▸ DIRECTION 1:
Repeat word for word the part of the RAID text from "This is done" to "- RAID – 1 (Mirrored Configuration)".
▸ DIRECTION 2:
Pick up the RAID text where it stops and continue it in the same style.

▸ QUOTED TEXT:
┏━━

Fig. 1 – Introduction to Redundant Arrays of Independent Disks
This Technology plays a vital role in storing large amounts of data while preserving Data Integrity. It helps in real-time data recovery when a hard drive fails. In other words, this technology either divides or duplicates the task of one hard disk between multiple disks.
This is done to create data redundancy in case of a drive failure. RAID Mode also called Raid level is set for different application requirements. E.g. when mode “RAID 0” is set, then the system splits the data evenly between two or more disks.
Fig. 2 – Image of Redundant Arrays of Inexpensive Disks Configuration
RAID Configuration Levels
Different levels represent specific configuration of Disk Arrays. Only few configurations are practical for most of the processing systems. Hence RAID – 0 ,1,3,5 and 6 are discussed below.
- RAID – 0 (Non-Redundant Configuration)
- RAID – 1 (Mirrored Configuration)
- RAID – 3 (Bit-Interleaved Parity)
- RAID – 5 (Block-Interleaved Distributed-Parity)
- RAID – 6 (P+Q Redundancy)
RAID – 0 (Non-Redundant Configuration)
This is the fastest RAID mode which stripes the data onto each disk evenly. Data Striping refers to the distribution of data over multiple disks to make them appear as a single, large disk. This configuration offers best ‘Write’ performance and it does not employ redundancy at all. ‘Read’ performance is low in this configuration.
If one physical disk in the array fails, the data is lost. This type of configuration is preferred in super-computing environments where performance and capacity, rather than reliability are the primary concerns. Fig. 3 shows Non-Redundant Configuration where the Data is distributed evenly and striped across three disks.
Fig. 3 – Non-Redundant Configuration
RAID – 1 (Mirrored Configuration)

┗━━

▸ SUPPLIED MATERIAL:

┏━━

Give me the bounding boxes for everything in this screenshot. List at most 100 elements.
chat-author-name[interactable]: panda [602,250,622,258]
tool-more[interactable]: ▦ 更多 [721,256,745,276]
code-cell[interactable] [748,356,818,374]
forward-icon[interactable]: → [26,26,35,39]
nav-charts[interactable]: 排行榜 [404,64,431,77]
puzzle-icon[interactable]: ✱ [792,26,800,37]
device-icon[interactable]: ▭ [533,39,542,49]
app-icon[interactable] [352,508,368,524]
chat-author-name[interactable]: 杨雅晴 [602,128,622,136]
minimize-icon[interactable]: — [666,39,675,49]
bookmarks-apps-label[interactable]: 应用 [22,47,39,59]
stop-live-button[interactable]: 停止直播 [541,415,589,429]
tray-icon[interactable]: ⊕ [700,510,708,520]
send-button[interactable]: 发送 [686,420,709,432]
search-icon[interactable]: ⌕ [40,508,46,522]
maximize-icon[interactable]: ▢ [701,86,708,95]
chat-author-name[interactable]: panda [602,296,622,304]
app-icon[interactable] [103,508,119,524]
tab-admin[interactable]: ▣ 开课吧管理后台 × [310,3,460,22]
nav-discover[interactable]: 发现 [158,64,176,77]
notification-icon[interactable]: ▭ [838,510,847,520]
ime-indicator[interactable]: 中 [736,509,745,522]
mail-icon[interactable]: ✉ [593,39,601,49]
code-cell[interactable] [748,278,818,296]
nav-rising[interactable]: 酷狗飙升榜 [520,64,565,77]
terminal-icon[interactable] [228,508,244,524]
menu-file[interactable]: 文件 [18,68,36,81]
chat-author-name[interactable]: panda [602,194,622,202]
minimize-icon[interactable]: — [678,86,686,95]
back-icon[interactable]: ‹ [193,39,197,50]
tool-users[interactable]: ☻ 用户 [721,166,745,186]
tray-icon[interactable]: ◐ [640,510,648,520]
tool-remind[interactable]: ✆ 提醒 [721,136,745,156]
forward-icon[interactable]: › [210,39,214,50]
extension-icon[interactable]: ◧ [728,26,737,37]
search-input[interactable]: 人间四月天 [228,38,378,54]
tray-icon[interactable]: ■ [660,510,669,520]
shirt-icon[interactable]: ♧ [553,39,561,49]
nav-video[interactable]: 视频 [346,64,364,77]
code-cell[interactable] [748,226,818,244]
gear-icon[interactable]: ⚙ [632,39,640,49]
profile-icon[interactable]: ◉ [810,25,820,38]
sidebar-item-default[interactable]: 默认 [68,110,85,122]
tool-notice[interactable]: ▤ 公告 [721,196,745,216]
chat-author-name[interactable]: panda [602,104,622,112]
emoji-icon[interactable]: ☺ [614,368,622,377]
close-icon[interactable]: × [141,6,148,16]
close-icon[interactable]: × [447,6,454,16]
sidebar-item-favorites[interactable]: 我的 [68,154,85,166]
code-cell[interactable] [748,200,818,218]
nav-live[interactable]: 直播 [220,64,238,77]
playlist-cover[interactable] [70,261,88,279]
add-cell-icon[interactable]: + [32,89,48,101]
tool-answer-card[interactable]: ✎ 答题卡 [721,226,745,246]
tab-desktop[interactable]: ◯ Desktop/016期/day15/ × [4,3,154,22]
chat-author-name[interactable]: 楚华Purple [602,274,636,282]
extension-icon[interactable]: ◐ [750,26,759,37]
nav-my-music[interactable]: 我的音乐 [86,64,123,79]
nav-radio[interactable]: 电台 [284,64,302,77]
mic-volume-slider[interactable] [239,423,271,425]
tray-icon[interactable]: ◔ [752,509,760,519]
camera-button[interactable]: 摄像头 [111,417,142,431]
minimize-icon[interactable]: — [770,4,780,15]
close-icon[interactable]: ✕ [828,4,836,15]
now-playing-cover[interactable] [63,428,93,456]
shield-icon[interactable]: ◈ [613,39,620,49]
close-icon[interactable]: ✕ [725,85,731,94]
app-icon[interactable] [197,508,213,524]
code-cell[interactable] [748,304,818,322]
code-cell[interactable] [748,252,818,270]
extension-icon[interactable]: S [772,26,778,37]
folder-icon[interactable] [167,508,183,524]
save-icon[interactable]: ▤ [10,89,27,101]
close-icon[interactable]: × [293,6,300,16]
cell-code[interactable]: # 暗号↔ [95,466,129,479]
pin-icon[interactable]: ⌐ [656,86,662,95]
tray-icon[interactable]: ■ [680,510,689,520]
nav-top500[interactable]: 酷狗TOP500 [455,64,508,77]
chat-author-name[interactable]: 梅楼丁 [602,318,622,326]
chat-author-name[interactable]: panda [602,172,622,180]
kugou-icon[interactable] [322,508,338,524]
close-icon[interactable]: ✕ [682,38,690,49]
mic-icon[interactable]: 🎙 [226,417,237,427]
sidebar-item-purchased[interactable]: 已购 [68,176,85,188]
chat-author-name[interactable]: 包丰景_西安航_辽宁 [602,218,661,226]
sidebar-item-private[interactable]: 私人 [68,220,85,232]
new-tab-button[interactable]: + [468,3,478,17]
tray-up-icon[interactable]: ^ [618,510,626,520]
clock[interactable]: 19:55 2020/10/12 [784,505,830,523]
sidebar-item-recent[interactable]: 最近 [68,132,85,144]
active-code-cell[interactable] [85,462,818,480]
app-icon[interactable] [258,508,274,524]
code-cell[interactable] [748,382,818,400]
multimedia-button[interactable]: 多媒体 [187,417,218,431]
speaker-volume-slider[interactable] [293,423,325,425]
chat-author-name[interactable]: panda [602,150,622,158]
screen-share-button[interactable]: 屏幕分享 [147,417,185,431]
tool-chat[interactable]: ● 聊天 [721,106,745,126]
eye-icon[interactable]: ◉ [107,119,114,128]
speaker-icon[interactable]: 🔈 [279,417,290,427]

┗━━
┏━━

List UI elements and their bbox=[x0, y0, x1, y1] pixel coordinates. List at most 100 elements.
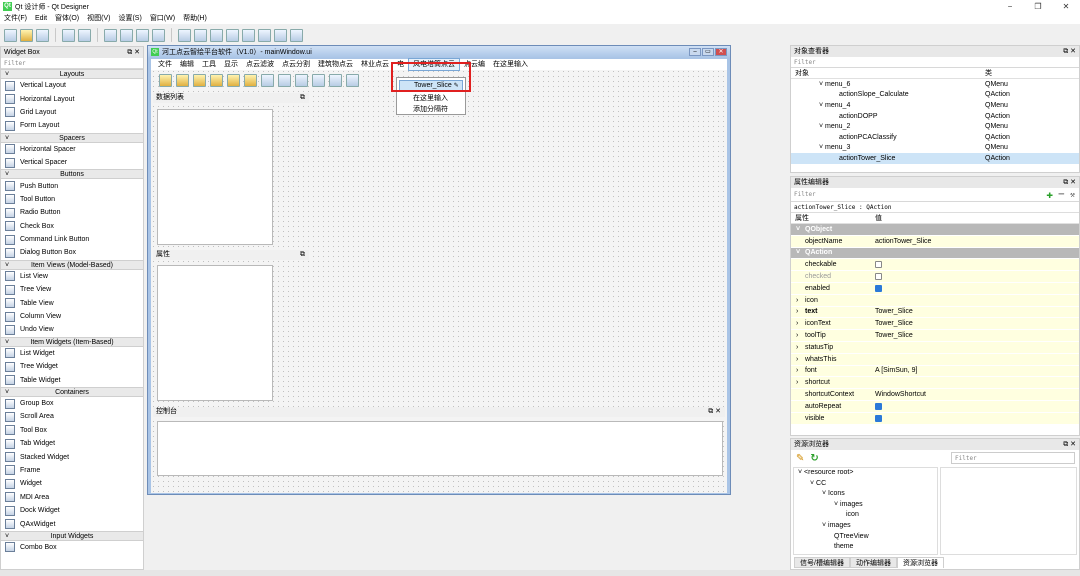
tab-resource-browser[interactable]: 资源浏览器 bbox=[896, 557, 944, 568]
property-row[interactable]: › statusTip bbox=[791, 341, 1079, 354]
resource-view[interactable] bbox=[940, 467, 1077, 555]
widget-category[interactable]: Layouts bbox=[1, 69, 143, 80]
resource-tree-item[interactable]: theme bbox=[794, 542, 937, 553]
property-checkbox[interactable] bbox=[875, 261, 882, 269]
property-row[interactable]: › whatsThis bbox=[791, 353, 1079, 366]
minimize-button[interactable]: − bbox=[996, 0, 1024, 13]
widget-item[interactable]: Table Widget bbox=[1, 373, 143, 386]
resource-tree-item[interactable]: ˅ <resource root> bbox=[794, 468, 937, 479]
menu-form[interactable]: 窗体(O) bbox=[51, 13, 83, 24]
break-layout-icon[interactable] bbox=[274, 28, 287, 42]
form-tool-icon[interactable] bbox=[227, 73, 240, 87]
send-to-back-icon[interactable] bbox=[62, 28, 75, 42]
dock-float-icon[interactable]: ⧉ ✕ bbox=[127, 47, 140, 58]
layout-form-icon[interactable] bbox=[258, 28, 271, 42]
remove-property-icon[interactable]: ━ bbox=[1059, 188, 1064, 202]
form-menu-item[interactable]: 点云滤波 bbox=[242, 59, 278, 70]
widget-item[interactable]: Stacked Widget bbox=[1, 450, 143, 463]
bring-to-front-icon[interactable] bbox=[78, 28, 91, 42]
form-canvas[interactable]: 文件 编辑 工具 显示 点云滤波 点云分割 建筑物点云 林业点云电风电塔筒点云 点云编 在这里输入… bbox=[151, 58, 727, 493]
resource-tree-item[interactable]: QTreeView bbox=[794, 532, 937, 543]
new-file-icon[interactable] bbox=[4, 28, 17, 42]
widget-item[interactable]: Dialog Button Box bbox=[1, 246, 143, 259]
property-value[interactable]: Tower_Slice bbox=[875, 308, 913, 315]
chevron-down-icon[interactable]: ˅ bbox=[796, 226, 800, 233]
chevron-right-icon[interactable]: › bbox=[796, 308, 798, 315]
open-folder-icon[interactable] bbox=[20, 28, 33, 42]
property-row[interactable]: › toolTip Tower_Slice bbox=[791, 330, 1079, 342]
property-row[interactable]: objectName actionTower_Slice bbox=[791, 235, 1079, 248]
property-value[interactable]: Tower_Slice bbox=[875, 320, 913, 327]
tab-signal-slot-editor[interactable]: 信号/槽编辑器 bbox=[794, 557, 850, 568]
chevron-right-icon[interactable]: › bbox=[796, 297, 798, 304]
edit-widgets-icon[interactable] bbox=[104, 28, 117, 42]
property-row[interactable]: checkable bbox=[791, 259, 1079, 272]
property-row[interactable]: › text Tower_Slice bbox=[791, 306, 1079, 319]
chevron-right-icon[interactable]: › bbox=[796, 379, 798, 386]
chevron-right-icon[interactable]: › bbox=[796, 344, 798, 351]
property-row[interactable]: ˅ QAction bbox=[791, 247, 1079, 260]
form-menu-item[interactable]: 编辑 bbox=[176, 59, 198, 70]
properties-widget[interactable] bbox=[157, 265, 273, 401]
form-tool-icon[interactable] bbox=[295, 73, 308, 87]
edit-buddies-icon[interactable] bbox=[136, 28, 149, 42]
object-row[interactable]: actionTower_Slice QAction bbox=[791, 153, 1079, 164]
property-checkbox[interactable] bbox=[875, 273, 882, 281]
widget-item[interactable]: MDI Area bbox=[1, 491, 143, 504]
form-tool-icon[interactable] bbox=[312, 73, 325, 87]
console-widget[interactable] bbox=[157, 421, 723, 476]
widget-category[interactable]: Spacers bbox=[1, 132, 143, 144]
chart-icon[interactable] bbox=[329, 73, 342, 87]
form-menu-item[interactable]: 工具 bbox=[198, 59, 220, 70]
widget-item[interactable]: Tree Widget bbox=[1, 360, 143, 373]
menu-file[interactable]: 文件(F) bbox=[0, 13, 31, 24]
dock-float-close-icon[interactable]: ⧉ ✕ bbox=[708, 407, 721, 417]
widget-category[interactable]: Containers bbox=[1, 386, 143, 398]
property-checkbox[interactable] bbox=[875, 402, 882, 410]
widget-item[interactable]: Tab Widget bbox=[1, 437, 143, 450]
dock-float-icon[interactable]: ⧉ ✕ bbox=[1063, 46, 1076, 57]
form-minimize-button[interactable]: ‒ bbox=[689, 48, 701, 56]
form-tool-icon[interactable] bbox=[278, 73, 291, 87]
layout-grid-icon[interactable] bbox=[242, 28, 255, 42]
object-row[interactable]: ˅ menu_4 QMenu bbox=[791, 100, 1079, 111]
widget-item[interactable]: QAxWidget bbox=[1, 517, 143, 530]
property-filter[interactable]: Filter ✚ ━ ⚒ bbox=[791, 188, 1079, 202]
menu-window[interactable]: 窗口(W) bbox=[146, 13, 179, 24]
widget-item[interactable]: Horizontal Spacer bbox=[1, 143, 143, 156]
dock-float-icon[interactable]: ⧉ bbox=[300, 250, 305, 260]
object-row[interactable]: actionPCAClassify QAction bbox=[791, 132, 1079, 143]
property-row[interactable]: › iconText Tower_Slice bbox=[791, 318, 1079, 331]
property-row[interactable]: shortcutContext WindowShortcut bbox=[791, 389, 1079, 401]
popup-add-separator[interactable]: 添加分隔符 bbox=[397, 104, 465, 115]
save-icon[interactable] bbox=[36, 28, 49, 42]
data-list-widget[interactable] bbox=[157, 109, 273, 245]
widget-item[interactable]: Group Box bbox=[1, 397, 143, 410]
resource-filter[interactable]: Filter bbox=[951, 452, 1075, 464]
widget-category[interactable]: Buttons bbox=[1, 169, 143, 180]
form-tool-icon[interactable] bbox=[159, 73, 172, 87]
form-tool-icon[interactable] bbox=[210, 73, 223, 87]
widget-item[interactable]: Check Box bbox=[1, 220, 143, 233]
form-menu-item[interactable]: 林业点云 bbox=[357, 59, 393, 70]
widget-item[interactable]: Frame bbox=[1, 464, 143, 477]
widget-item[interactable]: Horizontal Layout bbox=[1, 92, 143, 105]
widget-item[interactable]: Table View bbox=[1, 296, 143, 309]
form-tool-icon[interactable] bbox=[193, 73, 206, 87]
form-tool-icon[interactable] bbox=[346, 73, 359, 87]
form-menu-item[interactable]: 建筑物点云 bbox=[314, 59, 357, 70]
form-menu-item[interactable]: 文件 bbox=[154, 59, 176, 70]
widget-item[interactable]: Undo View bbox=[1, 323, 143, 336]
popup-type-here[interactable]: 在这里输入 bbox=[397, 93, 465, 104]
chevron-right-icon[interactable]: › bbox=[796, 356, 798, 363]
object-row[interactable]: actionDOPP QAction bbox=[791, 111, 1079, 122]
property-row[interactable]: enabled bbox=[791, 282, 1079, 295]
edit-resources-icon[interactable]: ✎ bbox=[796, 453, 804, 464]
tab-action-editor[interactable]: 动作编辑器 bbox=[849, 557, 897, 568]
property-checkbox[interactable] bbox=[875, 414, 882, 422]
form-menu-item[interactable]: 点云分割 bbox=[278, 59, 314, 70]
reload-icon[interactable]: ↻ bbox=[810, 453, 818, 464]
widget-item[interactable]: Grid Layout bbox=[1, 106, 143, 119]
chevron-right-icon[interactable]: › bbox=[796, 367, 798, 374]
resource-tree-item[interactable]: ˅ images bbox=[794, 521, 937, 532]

┗━━

▸ RESULT 1:
This is done to create data redundancy in case of a drive failure. RAID Mode also called Raid level is set for different application requirements. E.g. when mode “RAID 0” is set, then the system splits the data evenly between two or more disks.
Fig. 2 – Image of Redundant Arrays of Inexpensive Disks Configuration
RAID Configuration Levels
Different levels represent specific configuration of Disk Arrays. Only few configurations are practical for most of the processing systems. Hence RAID – 0 ,1,3,5 and 6 are discussed below.
- RAID – 0 (Non-Redundant Configuration)
- RAID – 1 (Mirrored Configuration)

▸ RESULT 2:
This type of configuration is implemented by using twice as many disks as Non-Redundant Disk Array. It is also called as Mirrored configuration in which write data is mirrored on two separate disk systems. This ensures that that there are always two copies of information.
If a disk fails, the other copy is used to implement the service requests. It is widely used in Database applications. This is a secure mode as there is no Data loss. Fig. 4 shows data is mirrored on disk 1 and 2. If Disk 1 fails, the data can be retrieved from disk 2.
Fig. 4 – Mirrored Configuration
RAID – 3 (Bit-Interleaved Parity)
This type of configuration is conceptually interleaved bit-wise over the data disks to increase the speed of access to blocks on disk storage. The architecture has two or more data disks along with an Error Correcting Code (ECC) disk which contains Exclusive-OR of the data from other disks.
Each read and write request accesses all data disks and the parity disk and hence only one request can be serviced in this configuration. The parity disk has no data and only parity. The data can be recovered from a failed disk drive by reconstructing Exclusive-OR of the remaining drives and ECC drive. This type of architecture is found in applications that require high bandwidth but not high I/0 rates.
Fig. 5 – RAID – 3 Configuration
RAID – 5 (Block-Interleaved Distributed Parity)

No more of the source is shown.